### EXTRAIT FOURNI

Le rideau est tombé sur la 29 édition de l’Afrobasket Féminin ce dimanche 03 août 2025 . Dans une salle comble chauffée à blanc, le Nigeria s’est adjugé son septième titre, battant le Mali 78 à 64 au terme d’un match maîtrisé et haletant, ponctué de gestes techniques et d’émotions fortes.
La finale commence sur un rythme effréné. Les Nigérianes, fidèles à leur réputation, imposent un pressing étouffant. Pallas Kunayi-Akpanah, l’une des révélations du tournoi, multiplie les interceptions et les contre-attaques. Le public, divisé mais vibrant, accompagne chaque accélération d’un grondement.
Du côté malien, la tension est palpable. Dès la 6e minute, Sika Koné inscrit un panier acrobatique et fait lever les supporters en jaune. Mais le Nigeria reste imperturbable, avec une efficacité clinique à mi-distance (22 tirs réussis à deux points sur 37).
Le run de 12-2 dans le deuxième quart-temps initié par Elizabeth Balogun. Grâce à cette séquence décisive, les D’Tigress prennent jusqu’à 14 points d’avance. Le Mali tente bien de revenir, avec des shoots extérieurs d’Alima Dembele et la solidité défensive de Sissoko, mais la mécanique nigériane est bien huilée.
L’ambiance monte d’un cran au troisième quart. Chaque panier malien est un espoir, chaque tir nigérian une réponse cinglante. Le public est debout, les ministres présents en tribune, la tension est à son comble. « On a cru au retour, mais elles ont toujours gardé un coup d’avance », lâche Maïga Kadidia, les yeux humides mais fière.
À dix minutes de la fin, l’écart est encore jouable (60-56). Mais Amy Okonkwo prend ses responsabilités : deux tirs primés, une interception, un rebond défensif, et le sort est scellé. Les dernières minutes sont celles d’un couronnement. Le Mali craque (18-8 dans le dernier quart), et laisse filer ses espoirs de sacre.
L’instant est solennel. Les larmes de Djeneba N’Diaye, la liesse nigériane, la haie d’honneur malienne… Le Nigeria, invaincu depuis 2017 en Afrobasket, entre encore un peu plus dans la légende du sport africain.Abidjan aura été le théâtre d’une grande finale, et d’une belle fête du basketball africain.

### MATÉRIEL FOURNI
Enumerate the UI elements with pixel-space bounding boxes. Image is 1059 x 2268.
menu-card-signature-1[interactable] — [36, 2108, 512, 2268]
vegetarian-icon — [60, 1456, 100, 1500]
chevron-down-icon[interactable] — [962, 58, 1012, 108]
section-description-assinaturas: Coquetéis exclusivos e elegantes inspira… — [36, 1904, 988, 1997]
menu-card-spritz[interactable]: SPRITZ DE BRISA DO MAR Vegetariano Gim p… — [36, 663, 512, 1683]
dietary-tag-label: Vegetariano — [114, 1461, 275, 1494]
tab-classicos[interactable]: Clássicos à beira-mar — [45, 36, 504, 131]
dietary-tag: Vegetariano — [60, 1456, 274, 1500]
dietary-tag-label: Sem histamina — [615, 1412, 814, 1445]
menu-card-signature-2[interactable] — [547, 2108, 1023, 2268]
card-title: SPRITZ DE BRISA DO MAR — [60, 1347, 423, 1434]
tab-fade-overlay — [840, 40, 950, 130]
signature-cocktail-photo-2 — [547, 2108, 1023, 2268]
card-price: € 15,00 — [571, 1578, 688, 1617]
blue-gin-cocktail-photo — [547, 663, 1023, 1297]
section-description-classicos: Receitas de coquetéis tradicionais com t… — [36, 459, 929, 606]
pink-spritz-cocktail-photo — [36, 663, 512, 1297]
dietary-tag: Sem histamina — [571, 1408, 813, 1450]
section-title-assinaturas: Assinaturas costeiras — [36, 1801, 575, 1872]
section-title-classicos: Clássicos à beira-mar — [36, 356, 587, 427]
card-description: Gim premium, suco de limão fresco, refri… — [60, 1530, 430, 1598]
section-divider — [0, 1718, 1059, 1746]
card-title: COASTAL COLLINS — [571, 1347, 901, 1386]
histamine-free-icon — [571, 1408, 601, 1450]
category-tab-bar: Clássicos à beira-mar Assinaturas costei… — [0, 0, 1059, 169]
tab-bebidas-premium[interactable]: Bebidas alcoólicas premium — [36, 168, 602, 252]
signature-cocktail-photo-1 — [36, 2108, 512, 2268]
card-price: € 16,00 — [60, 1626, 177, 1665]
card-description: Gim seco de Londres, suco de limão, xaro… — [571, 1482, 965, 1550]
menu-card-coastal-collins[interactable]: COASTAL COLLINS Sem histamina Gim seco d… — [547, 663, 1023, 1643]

### CONSIGNE DÉTAILLÉE
Restituez mot pour mot le passage de l'article sur la finale de l'Afrobasket féminin qui va de « L’instant est solennel. » jusqu'à « du basketball africain. ».

### RÉPONSE ATTENDUE
L’instant est solennel. Les larmes de Djeneba N’Diaye, la liesse nigériane, la haie d’honneur malienne… Le Nigeria, invaincu depuis 2017 en Afrobasket, entre encore un peu plus dans la légende du sport africain.Abidjan aura été le théâtre d’une grande finale, et d’une belle fête du basketball africain.